--- Start Input for this task ---
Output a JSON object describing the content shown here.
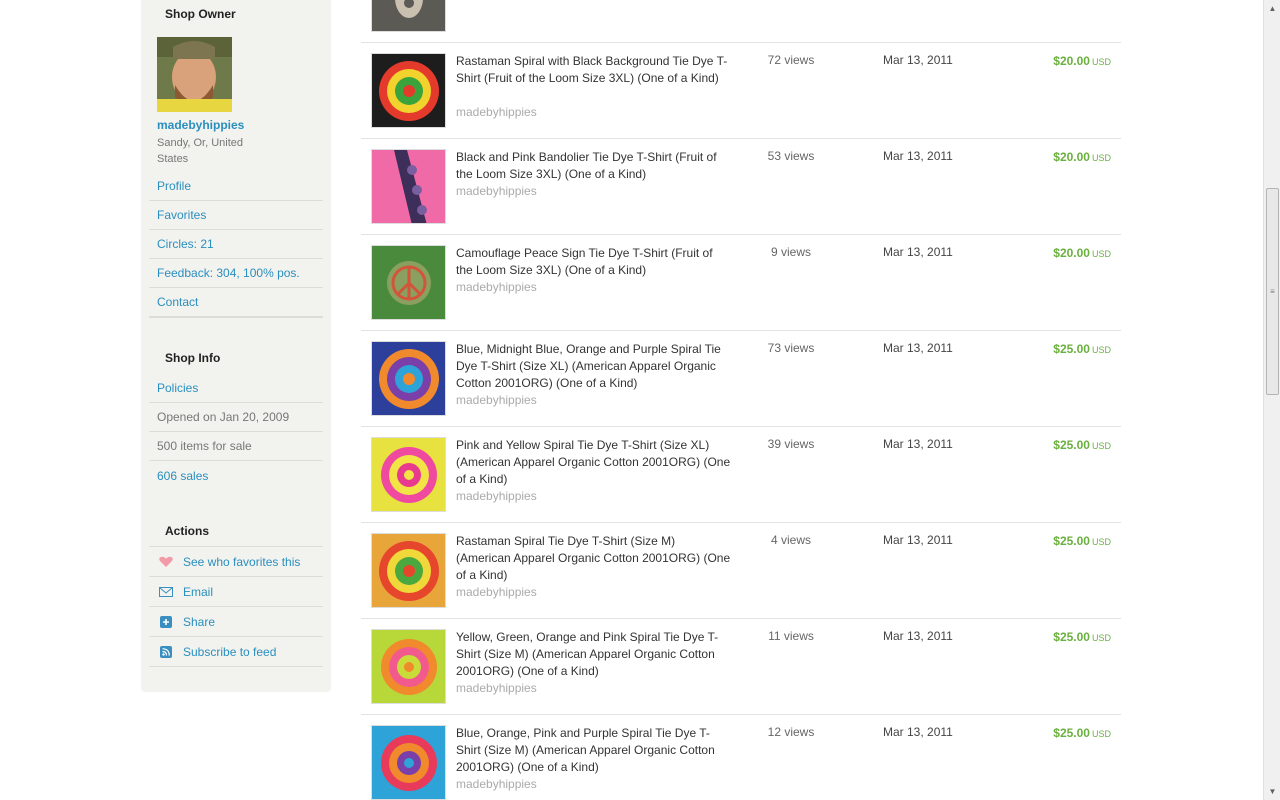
{
  "sidebar": {
    "owner_title": "Shop Owner",
    "owner_name": "madebyhippies",
    "owner_location": "Sandy, Or, United States",
    "owner_links": [
      {
        "label": "Profile"
      },
      {
        "label": "Favorites"
      },
      {
        "label": "Circles: 21"
      },
      {
        "label": "Feedback: 304, 100% pos."
      },
      {
        "label": "Contact"
      }
    ],
    "info_title": "Shop Info",
    "info_items": [
      {
        "label": "Policies"
      },
      {
        "label": "Opened on Jan 20, 2009"
      },
      {
        "label": "500 items for sale"
      },
      {
        "label": "606 sales"
      }
    ],
    "actions_title": "Actions",
    "actions": [
      {
        "label": "See who favorites this",
        "icon": "heart-icon"
      },
      {
        "label": "Email",
        "icon": "envelope-icon"
      },
      {
        "label": "Share",
        "icon": "plus-icon"
      },
      {
        "label": "Subscribe to feed",
        "icon": "rss-icon"
      }
    ]
  },
  "listings": [
    {
      "title": "",
      "seller": "",
      "views": "",
      "date": "",
      "price": "",
      "currency": ""
    },
    {
      "title": "Rastaman Spiral with Black Background Tie Dye T-Shirt (Fruit of the Loom Size 3XL) (One of a Kind)",
      "seller": "madebyhippies",
      "views": "72 views",
      "date": "Mar 13, 2011",
      "price": "$20.00",
      "currency": "USD"
    },
    {
      "title": "Black and Pink Bandolier Tie Dye T-Shirt (Fruit of the Loom Size 3XL) (One of a Kind)",
      "seller": "madebyhippies",
      "views": "53 views",
      "date": "Mar 13, 2011",
      "price": "$20.00",
      "currency": "USD"
    },
    {
      "title": "Camouflage Peace Sign Tie Dye T-Shirt (Fruit of the Loom Size 3XL) (One of a Kind)",
      "seller": "madebyhippies",
      "views": "9 views",
      "date": "Mar 13, 2011",
      "price": "$20.00",
      "currency": "USD"
    },
    {
      "title": "Blue, Midnight Blue, Orange and Purple Spiral Tie Dye T-Shirt (Size XL) (American Apparel Organic Cotton 2001ORG) (One of a Kind)",
      "seller": "madebyhippies",
      "views": "73 views",
      "date": "Mar 13, 2011",
      "price": "$25.00",
      "currency": "USD"
    },
    {
      "title": "Pink and Yellow Spiral Tie Dye T-Shirt (Size XL) (American Apparel Organic Cotton 2001ORG) (One of a Kind)",
      "seller": "madebyhippies",
      "views": "39 views",
      "date": "Mar 13, 2011",
      "price": "$25.00",
      "currency": "USD"
    },
    {
      "title": "Rastaman Spiral Tie Dye T-Shirt (Size M) (American Apparel Organic Cotton 2001ORG) (One of a Kind)",
      "seller": "madebyhippies",
      "views": "4 views",
      "date": "Mar 13, 2011",
      "price": "$25.00",
      "currency": "USD"
    },
    {
      "title": "Yellow, Green, Orange and Pink Spiral Tie Dye T-Shirt (Size M) (American Apparel Organic Cotton 2001ORG) (One of a Kind)",
      "seller": "madebyhippies",
      "views": "11 views",
      "date": "Mar 13, 2011",
      "price": "$25.00",
      "currency": "USD"
    },
    {
      "title": "Blue, Orange, Pink and Purple Spiral Tie Dye T-Shirt (Size M) (American Apparel Organic Cotton 2001ORG) (One of a Kind)",
      "seller": "madebyhippies",
      "views": "12 views",
      "date": "Mar 13, 2011",
      "price": "$25.00",
      "currency": "USD"
    }
  ],
  "colors": {
    "link": "#2a8fbf",
    "price": "#6bb03f",
    "sidebar_bg": "#f2f2ee"
  }
}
--- End Input for this task ---
Report the number of lines in the listing above that include the word "Fruit", and nothing else.

3